**Data records:**

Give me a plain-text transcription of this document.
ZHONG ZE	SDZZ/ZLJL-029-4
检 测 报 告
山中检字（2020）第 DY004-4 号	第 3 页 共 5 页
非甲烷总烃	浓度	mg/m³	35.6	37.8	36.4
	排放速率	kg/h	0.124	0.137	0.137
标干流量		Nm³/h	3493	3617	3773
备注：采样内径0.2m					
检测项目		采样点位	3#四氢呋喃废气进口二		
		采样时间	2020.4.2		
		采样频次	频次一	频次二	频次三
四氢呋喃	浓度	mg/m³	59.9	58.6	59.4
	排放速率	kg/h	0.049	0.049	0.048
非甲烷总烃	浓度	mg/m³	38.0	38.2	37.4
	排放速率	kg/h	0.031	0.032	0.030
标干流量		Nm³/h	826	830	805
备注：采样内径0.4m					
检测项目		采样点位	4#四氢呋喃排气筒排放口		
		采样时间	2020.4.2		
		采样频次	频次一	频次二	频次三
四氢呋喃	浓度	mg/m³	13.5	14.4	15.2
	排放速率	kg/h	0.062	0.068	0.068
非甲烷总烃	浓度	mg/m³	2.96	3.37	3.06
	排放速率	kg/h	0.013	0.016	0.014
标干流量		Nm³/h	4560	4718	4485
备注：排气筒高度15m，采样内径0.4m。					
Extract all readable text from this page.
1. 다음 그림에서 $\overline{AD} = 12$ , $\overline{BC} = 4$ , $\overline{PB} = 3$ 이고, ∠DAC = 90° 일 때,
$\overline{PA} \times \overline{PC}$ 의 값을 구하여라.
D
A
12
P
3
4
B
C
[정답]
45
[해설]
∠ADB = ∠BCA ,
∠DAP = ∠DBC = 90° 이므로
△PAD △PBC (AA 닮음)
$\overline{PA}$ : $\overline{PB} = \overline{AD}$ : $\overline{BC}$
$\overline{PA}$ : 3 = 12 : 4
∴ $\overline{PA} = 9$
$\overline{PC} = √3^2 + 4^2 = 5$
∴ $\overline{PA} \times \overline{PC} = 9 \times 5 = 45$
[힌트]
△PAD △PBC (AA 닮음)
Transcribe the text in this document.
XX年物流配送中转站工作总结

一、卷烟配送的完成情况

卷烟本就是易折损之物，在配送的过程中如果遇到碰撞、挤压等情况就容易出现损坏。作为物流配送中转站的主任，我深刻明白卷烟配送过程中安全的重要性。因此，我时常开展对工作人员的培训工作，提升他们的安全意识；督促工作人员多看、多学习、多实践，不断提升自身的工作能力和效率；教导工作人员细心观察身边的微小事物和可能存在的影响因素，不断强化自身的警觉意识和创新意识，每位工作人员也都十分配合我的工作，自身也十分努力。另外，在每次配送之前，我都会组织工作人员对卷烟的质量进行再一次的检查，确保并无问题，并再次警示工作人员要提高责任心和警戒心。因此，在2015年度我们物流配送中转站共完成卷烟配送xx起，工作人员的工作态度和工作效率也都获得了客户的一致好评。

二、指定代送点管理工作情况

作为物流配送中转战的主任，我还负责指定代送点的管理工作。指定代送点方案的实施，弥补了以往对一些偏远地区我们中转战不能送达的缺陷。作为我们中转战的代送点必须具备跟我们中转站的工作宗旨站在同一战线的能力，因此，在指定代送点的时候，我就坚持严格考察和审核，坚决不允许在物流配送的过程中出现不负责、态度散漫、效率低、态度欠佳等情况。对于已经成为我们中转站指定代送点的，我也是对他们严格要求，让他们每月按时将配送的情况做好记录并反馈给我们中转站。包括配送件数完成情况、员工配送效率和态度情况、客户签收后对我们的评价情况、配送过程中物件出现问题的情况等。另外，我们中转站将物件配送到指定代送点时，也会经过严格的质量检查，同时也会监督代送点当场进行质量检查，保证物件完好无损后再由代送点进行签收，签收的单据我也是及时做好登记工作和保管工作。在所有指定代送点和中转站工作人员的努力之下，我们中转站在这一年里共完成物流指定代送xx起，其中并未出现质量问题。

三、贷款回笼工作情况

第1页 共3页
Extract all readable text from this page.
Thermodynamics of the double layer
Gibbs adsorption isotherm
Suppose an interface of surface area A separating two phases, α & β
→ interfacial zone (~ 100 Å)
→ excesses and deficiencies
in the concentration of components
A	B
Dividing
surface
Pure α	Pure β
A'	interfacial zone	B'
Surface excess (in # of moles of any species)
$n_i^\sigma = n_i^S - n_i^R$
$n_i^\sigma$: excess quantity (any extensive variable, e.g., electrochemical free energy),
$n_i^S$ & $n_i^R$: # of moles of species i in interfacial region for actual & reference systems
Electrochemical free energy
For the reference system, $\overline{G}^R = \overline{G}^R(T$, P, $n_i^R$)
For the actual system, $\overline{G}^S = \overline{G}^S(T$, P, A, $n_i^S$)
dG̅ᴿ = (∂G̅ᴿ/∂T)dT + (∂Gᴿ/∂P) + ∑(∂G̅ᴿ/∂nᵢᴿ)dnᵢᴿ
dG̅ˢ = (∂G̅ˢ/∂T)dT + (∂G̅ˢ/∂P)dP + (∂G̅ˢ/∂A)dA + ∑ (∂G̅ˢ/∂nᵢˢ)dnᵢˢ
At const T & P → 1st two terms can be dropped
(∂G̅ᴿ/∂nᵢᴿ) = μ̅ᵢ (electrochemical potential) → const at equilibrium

**AIM OF THE EXERCISE:**
Search the entries for the word "actual" and copy every line that has it.

**THE REPLY:**
$n_i^S$ & $n_i^R$: # of moles of species i in interfacial region for actual & reference systems
For the actual system, $\overline{G}^S = \overline{G}^S(T$, P, A, $n_i^S$)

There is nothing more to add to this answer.